# Stored data:
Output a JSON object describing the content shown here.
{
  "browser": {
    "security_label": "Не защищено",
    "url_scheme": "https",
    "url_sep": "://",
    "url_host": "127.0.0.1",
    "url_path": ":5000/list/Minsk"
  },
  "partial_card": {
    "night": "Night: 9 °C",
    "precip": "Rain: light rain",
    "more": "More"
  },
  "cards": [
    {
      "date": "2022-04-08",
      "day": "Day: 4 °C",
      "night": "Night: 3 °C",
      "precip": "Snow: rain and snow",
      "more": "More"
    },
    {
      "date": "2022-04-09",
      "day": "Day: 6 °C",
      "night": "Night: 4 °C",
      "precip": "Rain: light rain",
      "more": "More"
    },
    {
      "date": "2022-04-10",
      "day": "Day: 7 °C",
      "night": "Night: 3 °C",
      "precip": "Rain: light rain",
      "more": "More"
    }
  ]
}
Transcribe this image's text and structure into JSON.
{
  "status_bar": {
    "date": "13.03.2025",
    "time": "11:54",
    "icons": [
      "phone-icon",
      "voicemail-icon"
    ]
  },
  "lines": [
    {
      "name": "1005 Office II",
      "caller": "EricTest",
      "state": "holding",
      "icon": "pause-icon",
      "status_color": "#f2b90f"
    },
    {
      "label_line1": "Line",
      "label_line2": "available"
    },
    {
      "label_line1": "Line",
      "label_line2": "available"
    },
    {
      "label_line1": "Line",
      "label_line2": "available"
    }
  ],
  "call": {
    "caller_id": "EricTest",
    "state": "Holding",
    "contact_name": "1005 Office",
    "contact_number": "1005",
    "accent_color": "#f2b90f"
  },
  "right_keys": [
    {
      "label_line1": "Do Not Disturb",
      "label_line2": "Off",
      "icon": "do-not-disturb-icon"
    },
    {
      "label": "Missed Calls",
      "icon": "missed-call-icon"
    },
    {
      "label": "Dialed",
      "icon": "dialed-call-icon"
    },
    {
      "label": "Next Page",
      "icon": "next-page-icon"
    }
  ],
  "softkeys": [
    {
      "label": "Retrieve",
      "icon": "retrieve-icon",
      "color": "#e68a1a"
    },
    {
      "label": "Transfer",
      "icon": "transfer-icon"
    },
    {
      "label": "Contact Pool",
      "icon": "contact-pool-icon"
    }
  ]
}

...

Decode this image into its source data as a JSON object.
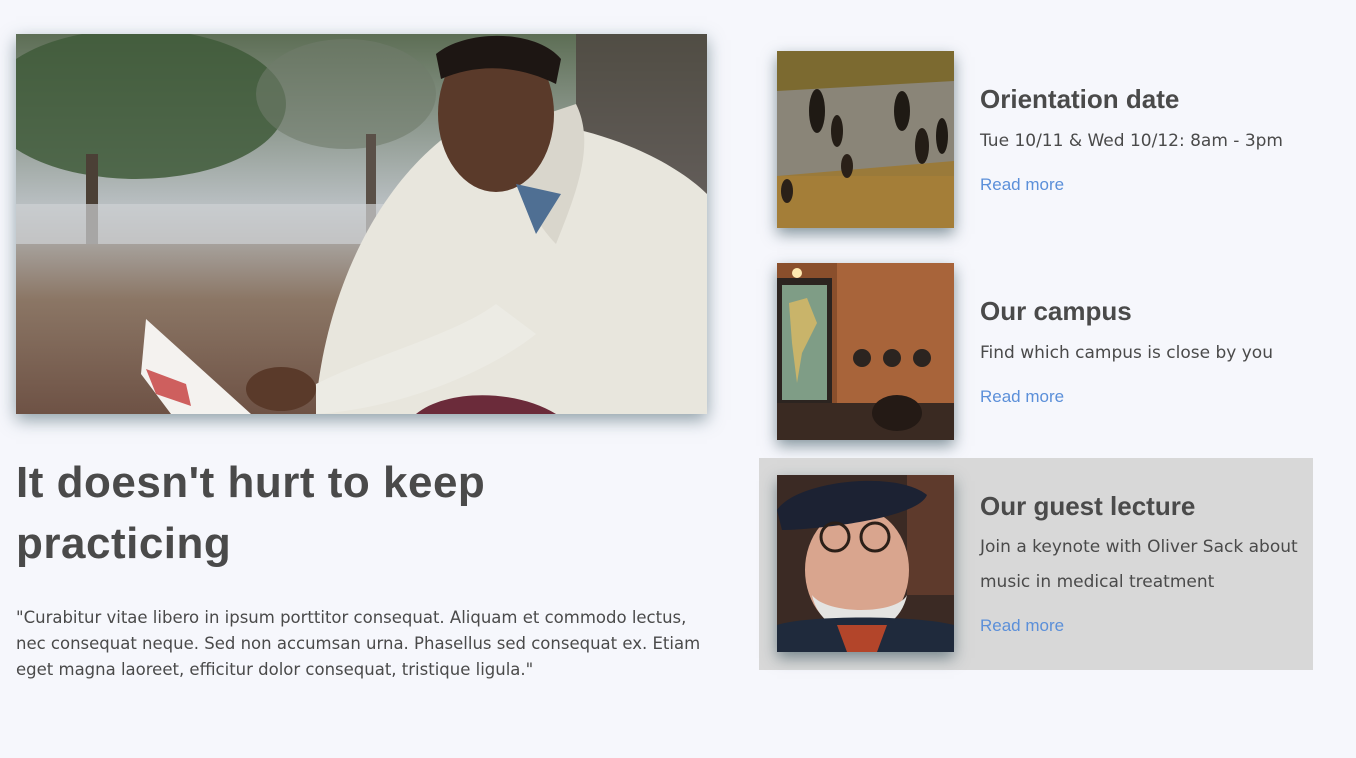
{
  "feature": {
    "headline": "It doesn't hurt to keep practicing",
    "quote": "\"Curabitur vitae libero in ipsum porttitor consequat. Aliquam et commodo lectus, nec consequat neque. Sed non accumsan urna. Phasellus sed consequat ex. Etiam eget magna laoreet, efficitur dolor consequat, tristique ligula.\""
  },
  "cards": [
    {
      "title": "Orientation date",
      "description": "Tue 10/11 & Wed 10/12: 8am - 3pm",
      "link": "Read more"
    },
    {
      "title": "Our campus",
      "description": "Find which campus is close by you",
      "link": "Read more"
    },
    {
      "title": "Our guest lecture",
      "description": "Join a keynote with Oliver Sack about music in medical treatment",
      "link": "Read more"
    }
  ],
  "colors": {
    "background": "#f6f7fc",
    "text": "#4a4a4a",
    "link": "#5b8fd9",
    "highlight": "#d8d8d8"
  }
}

...

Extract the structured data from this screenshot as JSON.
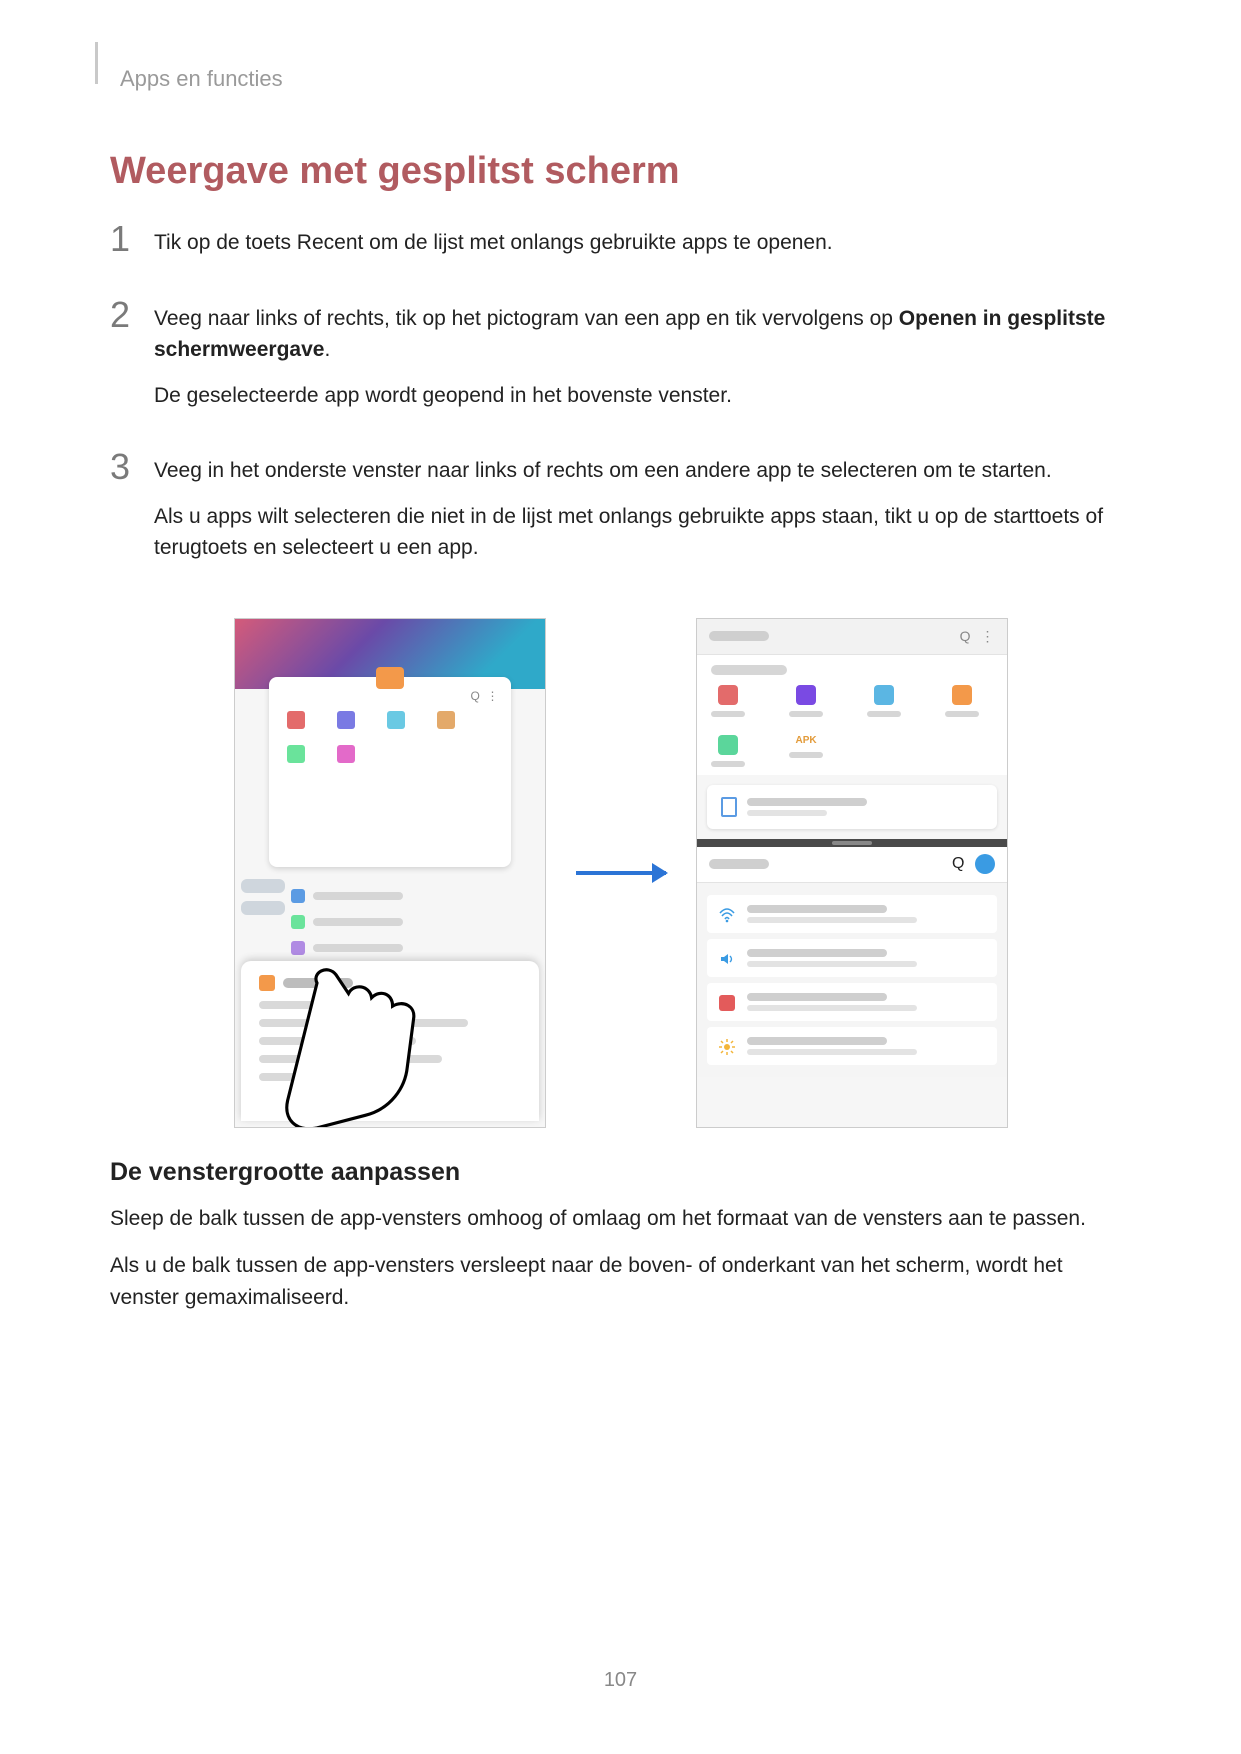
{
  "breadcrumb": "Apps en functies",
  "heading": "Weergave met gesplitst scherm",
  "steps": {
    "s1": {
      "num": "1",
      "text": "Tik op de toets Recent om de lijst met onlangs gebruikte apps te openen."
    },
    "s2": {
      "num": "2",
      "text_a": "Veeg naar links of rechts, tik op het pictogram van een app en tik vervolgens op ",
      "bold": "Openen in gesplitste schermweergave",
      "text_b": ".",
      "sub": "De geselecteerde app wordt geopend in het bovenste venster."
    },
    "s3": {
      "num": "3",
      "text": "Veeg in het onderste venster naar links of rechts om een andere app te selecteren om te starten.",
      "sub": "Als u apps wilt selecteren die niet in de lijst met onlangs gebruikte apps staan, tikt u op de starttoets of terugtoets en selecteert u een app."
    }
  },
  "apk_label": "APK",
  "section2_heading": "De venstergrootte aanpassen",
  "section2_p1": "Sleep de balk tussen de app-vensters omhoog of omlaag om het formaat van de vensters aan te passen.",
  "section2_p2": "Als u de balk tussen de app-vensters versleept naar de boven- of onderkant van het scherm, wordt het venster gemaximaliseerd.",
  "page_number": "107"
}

# Problem details:
Copy every line of the listing that includes the string "precip".

# Complete answer:
    "precip": "Rain: light rain",
      "precip": "Snow: rain and snow",
      "precip": "Rain: light rain",
      "precip": "Rain: light rain",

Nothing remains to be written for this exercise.